■ **CONSIGNE**: Dans l'entretien avec Christopher Pratt, reprenez le passage qui commence aux mots "Christopher, d’où vient" et se termine après "dans ce sport ?", en substituant "catamaran" à "trimaran".

■ **BLOC DE TEXTE**:
+ + + +
Christopher Pratt : Les décisions à l’épreuve du grand large
“C’est curieux, chez les marins, ce besoin de faire des phrases”, faisait dire Michel Audiard à l’un de ses tontons flingueurs. Plus curieux encore, il y a ce besoin chez eux de prendre le large, d’aller se frotter aux éléments et braver les tempêtes, quitte à passer par dessus bord et en rester là. Et puis chez les coureurs au large s’ajoute à cela la quête de performance et l’attrait de la compétition. Un double moteur donc, pourtant poussé par les vents. Et dont Christopher Pratt parle si bien, avec des phrases et tout et tout.
Christopher, d’où vient ta passion pour la voile ?
Je suis né sur un bateau ou presque ! Enfant, j’ai fait beaucoup de croisières avec mes parents qui sillonnaient la Méditerranée chaque été. Très vite j’ai rêvé de compétition, mais étant fils d’enseignant-chercheur et soixante-huitards, il a fallu que je le batte quelques années pour avoir le droit de m’y atteler. Rapidement j’ai eu mes premiers résultats en dériveur, mais c’est le large qui me faisait rêver. Une image en particulier : celle de Florence Arthaud remportant la route du Rhum sur son trimaran doré. J’avais 10 ans et je me suis dit : c’est ça que je veux faire !
Qu’est-ce qui te plait dans ce sport ?
+ + + +
(Entrées tirées d'une collection)
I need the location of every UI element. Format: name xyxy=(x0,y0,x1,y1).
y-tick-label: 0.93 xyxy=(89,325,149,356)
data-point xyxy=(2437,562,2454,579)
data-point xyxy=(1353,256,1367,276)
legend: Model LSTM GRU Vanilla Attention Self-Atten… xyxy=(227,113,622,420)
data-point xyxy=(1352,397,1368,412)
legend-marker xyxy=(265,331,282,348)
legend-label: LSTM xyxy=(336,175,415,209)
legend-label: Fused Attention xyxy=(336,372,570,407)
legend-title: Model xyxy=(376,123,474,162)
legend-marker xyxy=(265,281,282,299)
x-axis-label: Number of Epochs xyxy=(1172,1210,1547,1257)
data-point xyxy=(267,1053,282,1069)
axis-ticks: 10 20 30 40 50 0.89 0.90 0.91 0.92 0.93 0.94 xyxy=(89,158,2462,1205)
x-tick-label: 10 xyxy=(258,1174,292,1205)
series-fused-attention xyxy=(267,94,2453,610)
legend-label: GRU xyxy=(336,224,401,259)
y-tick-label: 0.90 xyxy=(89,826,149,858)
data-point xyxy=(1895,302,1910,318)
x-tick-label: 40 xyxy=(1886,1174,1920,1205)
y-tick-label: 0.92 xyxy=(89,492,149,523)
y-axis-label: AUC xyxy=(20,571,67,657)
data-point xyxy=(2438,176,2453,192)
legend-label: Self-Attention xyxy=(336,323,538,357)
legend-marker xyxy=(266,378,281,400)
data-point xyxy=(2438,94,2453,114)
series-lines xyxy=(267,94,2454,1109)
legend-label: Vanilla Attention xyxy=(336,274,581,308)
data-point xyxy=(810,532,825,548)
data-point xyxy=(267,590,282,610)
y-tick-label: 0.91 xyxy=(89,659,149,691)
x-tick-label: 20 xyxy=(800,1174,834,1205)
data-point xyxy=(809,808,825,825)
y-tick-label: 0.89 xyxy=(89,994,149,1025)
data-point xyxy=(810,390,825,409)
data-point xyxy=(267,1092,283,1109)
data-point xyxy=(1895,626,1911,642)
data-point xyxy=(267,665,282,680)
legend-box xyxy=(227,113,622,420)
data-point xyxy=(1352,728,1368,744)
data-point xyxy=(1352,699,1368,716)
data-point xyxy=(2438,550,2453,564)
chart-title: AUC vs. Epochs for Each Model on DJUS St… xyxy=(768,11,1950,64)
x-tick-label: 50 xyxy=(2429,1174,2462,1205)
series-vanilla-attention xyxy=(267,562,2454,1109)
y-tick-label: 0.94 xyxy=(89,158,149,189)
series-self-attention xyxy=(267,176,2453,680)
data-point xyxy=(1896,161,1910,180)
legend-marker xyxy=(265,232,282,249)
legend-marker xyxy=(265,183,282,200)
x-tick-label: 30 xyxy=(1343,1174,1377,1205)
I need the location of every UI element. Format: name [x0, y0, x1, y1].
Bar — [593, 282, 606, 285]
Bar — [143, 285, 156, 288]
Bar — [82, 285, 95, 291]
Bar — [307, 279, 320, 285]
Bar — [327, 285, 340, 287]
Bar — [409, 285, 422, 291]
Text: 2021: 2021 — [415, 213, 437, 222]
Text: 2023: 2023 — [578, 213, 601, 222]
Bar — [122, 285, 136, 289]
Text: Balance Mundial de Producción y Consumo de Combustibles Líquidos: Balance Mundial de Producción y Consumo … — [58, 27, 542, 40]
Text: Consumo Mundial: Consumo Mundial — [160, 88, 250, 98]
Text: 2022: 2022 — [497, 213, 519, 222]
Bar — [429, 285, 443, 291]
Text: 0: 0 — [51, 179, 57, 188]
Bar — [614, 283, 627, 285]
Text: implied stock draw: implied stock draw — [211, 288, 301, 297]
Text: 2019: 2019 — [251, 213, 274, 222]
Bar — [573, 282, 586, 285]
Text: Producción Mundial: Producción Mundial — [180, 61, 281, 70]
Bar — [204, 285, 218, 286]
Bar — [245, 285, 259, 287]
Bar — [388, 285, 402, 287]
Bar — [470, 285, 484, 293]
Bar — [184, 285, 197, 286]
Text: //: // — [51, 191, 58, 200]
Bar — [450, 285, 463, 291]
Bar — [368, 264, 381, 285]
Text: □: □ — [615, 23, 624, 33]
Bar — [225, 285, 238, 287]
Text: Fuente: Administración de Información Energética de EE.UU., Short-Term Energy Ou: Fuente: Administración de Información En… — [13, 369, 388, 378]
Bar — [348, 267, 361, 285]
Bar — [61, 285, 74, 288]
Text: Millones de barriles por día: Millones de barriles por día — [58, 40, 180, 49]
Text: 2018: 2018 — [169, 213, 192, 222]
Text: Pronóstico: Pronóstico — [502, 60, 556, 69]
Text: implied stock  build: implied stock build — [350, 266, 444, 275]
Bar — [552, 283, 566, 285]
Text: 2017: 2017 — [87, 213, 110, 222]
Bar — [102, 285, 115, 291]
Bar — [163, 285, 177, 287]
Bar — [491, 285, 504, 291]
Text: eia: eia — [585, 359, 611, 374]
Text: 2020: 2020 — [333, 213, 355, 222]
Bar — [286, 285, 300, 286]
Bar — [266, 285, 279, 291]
+ + + +
■ **RÉPONSE ATTENDUE**:
Christopher, d’où vient ta passion pour la voile ?
Je suis né sur un bateau ou presque ! Enfant, j’ai fait beaucoup de croisières avec mes parents qui sillonnaient la Méditerranée chaque été. Très vite j’ai rêvé de compétition, mais étant fils d’enseignant-chercheur et soixante-huitards, il a fallu que je le batte quelques années pour avoir le droit de m’y atteler. Rapidement j’ai eu mes premiers résultats en dériveur, mais c’est le large qui me faisait rêver. Une image en particulier : celle de Florence Arthaud remportant la route du Rhum sur son catamaran doré. J’avais 10 ans et je me suis dit : c’est ça que je veux faire !
Qu’est-ce qui te plait dans ce sport ?